## Begin LISTED RECORDS

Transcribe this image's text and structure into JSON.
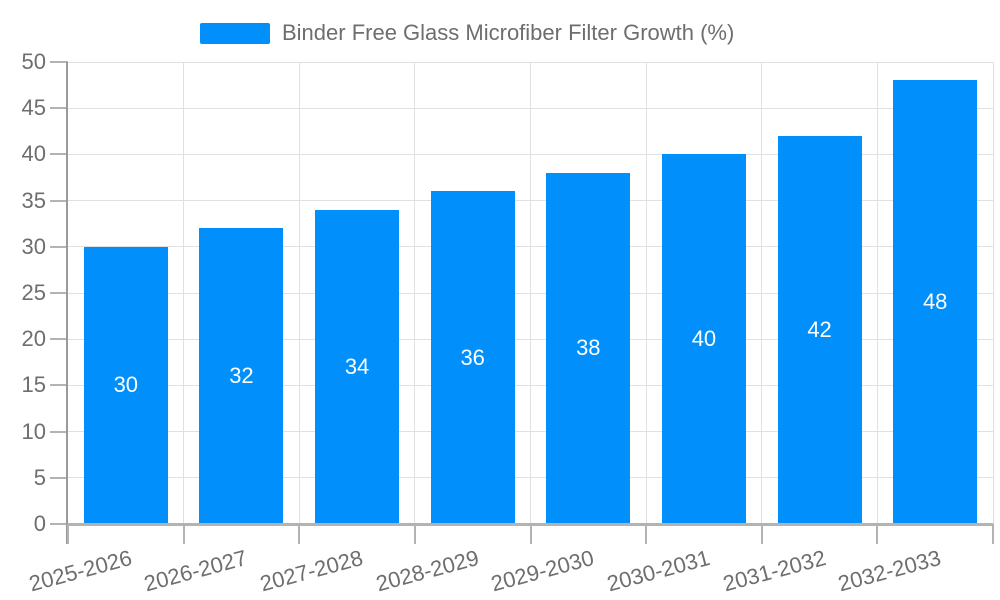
{
  "chart_data": {
    "type": "bar",
    "title": "Binder Free Glass Microfiber Filter Growth (%)",
    "series_name": "Binder Free Glass Microfiber Filter Growth (%)",
    "categories": [
      "2025-2026",
      "2026-2027",
      "2027-2028",
      "2028-2029",
      "2029-2030",
      "2030-2031",
      "2031-2032",
      "2032-2033"
    ],
    "values": [
      30,
      32,
      34,
      36,
      38,
      40,
      42,
      48
    ],
    "bar_value_labels": [
      "30",
      "32",
      "34",
      "36",
      "38",
      "40",
      "42",
      "48"
    ],
    "ylim": [
      0,
      50
    ],
    "yticks": [
      0,
      5,
      10,
      15,
      20,
      25,
      30,
      35,
      40,
      45,
      50
    ],
    "xlabel": "",
    "ylabel": "",
    "grid": true,
    "legend_position": "top",
    "colors": {
      "bar": "#008FFB",
      "bar_value_text": "#ffffff",
      "axis_text": "#6e6e6e",
      "grid_line": "#e0e0e0",
      "axis_line": "#9a9a9a",
      "tick_line": "#b3b3b3",
      "background": "#ffffff"
    }
  }
}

## End LISTED RECORDS

* _STATED PROBLEM_: Reproduce all entries exactly. Pictures do not belong in the copy.

* _SOLUTION TO THIS EXERCISE_:
Transcribe this image's text and structure into JSON.
{
  "chart_data": {
    "type": "bar",
    "title": "Binder Free Glass Microfiber Filter Growth (%)",
    "series_name": "Binder Free Glass Microfiber Filter Growth (%)",
    "categories": [
      "2025-2026",
      "2026-2027",
      "2027-2028",
      "2028-2029",
      "2029-2030",
      "2030-2031",
      "2031-2032",
      "2032-2033"
    ],
    "values": [
      30,
      32,
      34,
      36,
      38,
      40,
      42,
      48
    ],
    "bar_value_labels": [
      "30",
      "32",
      "34",
      "36",
      "38",
      "40",
      "42",
      "48"
    ],
    "ylim": [
      0,
      50
    ],
    "yticks": [
      0,
      5,
      10,
      15,
      20,
      25,
      30,
      35,
      40,
      45,
      50
    ],
    "xlabel": "",
    "ylabel": "",
    "grid": true,
    "legend_position": "top",
    "colors": {
      "bar": "#008FFB",
      "bar_value_text": "#ffffff",
      "axis_text": "#6e6e6e",
      "grid_line": "#e0e0e0",
      "axis_line": "#9a9a9a",
      "tick_line": "#b3b3b3",
      "background": "#ffffff"
    }
  }
}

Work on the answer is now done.